# WHAT THE EXERCISE ASKS
Report only the number of lines in the items below that contain the string "panel". Count a match only when the case is the same.

# RECORDS SHOWN
** begin **

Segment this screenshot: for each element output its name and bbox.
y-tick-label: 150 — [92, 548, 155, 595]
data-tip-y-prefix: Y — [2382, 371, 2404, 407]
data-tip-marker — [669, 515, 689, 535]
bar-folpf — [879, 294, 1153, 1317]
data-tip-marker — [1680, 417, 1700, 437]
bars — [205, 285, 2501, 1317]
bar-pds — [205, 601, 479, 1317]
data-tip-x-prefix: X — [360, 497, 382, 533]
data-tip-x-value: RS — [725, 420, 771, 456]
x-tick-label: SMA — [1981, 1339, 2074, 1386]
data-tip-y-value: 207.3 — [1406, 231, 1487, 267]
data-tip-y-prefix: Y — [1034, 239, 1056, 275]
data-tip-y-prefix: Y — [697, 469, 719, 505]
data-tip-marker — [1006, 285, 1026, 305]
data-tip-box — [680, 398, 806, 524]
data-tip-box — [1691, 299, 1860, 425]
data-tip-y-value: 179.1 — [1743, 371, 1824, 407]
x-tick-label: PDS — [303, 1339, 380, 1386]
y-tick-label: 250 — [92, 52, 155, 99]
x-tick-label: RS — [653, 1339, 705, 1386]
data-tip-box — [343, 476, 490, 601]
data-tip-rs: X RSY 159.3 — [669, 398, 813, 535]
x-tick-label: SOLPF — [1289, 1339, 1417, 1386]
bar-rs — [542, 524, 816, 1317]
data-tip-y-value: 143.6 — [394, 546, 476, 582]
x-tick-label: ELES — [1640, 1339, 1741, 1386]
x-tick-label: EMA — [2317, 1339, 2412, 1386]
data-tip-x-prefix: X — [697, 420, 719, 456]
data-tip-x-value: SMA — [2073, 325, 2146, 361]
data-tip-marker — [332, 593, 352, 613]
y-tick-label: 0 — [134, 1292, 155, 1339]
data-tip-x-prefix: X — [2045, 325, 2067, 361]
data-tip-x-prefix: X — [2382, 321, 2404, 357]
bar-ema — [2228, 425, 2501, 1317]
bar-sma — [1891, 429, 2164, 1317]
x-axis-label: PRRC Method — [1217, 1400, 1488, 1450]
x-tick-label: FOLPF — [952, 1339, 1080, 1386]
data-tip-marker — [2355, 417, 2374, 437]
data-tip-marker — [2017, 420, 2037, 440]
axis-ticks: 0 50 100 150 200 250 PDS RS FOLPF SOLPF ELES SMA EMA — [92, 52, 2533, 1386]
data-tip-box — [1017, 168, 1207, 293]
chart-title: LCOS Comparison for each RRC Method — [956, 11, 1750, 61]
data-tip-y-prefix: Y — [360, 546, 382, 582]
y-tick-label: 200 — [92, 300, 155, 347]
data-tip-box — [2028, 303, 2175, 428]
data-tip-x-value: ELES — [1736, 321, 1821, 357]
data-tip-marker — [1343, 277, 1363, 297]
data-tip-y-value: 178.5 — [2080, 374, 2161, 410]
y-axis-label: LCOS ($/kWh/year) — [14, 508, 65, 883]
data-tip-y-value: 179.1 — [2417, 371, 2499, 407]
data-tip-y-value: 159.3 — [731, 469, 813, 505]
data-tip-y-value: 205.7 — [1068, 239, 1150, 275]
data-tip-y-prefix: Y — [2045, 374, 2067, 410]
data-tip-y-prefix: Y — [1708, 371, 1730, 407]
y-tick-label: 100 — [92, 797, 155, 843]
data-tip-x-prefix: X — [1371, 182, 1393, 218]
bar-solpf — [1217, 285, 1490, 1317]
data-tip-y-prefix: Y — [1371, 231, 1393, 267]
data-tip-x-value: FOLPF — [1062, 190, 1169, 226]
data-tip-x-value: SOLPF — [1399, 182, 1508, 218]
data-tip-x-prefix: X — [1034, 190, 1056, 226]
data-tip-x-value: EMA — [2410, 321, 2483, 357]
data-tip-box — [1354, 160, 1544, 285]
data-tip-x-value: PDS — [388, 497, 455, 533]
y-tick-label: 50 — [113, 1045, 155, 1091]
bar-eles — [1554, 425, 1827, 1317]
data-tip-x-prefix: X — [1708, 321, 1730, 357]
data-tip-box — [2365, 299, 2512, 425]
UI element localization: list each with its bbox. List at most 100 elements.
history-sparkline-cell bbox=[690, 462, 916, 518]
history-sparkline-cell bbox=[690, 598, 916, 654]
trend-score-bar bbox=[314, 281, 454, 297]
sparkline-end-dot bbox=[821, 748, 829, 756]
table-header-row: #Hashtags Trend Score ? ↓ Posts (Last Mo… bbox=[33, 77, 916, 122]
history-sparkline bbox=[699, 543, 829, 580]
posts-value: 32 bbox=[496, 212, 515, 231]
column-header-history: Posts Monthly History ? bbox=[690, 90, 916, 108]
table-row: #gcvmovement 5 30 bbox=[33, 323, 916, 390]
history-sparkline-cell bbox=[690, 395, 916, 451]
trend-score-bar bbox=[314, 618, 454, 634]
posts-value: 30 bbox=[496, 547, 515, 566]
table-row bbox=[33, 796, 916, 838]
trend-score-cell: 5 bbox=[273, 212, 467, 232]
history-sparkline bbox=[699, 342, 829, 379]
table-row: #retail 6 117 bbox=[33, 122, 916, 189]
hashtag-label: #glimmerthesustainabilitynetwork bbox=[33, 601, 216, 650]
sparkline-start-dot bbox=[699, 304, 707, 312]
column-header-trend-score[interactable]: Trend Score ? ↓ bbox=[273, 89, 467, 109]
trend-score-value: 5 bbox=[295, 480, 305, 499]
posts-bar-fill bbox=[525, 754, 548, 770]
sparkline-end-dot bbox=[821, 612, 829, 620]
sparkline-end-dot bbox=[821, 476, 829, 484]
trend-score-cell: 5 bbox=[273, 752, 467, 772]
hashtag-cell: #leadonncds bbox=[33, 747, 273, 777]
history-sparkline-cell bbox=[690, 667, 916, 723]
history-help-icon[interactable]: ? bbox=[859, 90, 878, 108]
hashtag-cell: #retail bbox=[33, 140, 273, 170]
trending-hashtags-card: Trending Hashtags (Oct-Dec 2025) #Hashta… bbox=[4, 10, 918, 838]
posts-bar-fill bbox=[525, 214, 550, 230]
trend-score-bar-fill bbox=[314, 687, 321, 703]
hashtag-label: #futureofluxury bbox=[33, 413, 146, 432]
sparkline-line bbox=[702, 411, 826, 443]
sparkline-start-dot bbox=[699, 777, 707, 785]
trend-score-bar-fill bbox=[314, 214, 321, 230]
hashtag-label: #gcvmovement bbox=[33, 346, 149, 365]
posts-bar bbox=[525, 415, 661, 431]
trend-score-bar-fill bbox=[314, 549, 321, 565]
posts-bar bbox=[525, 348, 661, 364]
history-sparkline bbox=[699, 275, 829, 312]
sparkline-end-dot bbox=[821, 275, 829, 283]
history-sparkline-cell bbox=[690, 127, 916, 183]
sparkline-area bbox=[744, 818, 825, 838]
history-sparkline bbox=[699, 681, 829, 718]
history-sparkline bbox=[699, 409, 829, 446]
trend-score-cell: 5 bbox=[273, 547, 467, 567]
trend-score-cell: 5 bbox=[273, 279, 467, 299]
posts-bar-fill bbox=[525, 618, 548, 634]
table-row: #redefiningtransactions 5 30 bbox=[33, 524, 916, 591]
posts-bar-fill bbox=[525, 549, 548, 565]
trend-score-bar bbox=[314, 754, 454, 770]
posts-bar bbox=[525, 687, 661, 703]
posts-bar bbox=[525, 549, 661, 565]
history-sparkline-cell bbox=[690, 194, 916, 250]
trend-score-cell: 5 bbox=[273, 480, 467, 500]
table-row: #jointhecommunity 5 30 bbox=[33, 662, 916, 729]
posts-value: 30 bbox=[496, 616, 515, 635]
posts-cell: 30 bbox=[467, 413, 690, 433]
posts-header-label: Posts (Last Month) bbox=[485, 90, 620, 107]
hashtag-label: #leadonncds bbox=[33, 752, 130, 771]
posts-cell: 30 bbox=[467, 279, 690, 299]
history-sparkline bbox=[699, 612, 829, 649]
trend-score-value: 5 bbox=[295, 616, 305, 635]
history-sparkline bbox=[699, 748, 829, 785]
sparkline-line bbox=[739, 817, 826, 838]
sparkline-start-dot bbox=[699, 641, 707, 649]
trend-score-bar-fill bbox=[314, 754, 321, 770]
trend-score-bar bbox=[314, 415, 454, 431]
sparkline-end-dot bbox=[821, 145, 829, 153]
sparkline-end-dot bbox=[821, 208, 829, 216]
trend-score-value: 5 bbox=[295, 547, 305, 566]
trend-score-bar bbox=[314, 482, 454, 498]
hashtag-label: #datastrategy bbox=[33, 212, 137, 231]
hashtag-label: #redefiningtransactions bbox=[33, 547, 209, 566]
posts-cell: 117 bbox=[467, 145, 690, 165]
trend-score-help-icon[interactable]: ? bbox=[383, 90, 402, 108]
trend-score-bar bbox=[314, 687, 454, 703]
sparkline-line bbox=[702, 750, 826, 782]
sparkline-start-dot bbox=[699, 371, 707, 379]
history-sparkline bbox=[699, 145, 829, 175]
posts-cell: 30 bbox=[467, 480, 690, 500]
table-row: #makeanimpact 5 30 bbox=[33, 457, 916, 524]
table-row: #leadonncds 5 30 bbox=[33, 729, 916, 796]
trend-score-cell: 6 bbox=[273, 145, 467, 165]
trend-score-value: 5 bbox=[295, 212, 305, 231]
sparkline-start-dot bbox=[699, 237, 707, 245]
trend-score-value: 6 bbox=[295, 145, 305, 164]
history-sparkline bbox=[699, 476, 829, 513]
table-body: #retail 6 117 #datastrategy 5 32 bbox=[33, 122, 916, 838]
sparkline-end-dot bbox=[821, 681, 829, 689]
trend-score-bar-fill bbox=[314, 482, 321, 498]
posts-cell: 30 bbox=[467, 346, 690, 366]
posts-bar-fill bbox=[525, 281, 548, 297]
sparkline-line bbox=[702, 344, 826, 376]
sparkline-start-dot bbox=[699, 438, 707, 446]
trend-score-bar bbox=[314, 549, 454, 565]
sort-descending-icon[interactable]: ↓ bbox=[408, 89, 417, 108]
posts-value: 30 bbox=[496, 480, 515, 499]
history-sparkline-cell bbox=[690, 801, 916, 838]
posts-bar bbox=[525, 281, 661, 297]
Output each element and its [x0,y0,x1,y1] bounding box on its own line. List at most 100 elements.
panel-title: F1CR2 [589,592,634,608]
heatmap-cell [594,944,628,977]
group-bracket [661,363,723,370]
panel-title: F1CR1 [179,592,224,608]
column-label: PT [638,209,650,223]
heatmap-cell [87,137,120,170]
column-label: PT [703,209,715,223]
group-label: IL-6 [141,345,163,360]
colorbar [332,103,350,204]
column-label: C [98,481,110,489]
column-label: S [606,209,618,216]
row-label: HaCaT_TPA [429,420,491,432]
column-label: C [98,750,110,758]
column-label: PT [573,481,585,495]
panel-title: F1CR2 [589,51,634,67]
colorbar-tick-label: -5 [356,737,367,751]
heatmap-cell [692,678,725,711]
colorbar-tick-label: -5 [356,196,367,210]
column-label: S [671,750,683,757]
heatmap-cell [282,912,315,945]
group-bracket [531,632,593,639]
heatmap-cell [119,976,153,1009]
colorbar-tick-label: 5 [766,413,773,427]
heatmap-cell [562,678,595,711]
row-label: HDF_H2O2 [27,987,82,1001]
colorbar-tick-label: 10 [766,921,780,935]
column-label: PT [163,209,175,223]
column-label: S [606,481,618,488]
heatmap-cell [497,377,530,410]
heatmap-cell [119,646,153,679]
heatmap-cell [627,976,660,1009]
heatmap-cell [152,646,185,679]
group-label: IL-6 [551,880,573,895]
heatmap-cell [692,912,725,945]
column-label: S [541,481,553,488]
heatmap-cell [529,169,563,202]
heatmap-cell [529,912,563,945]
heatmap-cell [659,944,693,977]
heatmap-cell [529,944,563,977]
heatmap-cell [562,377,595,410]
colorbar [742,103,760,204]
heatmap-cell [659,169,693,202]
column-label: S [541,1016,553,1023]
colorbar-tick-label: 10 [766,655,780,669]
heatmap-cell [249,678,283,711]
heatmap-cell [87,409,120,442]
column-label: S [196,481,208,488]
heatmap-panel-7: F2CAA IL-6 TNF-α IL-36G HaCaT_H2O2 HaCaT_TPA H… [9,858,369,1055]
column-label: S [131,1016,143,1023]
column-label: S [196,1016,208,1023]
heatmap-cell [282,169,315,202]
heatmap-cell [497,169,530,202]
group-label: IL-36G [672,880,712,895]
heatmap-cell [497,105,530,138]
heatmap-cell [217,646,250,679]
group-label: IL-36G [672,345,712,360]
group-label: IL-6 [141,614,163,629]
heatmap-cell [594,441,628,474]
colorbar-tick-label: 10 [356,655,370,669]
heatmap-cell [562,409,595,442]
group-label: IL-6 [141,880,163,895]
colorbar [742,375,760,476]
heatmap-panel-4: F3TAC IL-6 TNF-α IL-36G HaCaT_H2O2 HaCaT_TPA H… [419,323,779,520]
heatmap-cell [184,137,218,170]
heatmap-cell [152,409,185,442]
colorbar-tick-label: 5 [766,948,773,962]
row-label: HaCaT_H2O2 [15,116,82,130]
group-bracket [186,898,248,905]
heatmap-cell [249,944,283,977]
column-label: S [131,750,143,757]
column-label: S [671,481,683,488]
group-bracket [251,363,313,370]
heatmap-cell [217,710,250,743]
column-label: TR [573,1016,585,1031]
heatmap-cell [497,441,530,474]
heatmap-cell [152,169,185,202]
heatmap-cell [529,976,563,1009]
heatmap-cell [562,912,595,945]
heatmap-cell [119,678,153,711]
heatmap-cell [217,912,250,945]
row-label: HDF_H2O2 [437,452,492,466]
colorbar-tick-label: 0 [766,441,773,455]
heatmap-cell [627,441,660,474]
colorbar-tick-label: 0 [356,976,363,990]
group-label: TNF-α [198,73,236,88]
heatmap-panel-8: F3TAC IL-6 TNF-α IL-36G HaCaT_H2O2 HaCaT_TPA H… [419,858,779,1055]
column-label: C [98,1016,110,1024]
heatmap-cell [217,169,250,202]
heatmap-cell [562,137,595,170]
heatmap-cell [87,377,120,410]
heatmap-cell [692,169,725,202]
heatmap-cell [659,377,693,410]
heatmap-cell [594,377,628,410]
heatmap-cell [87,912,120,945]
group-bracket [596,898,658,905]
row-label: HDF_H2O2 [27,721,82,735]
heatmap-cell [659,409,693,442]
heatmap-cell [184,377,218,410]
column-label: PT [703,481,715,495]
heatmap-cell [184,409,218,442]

** end **

# RESPONSE
6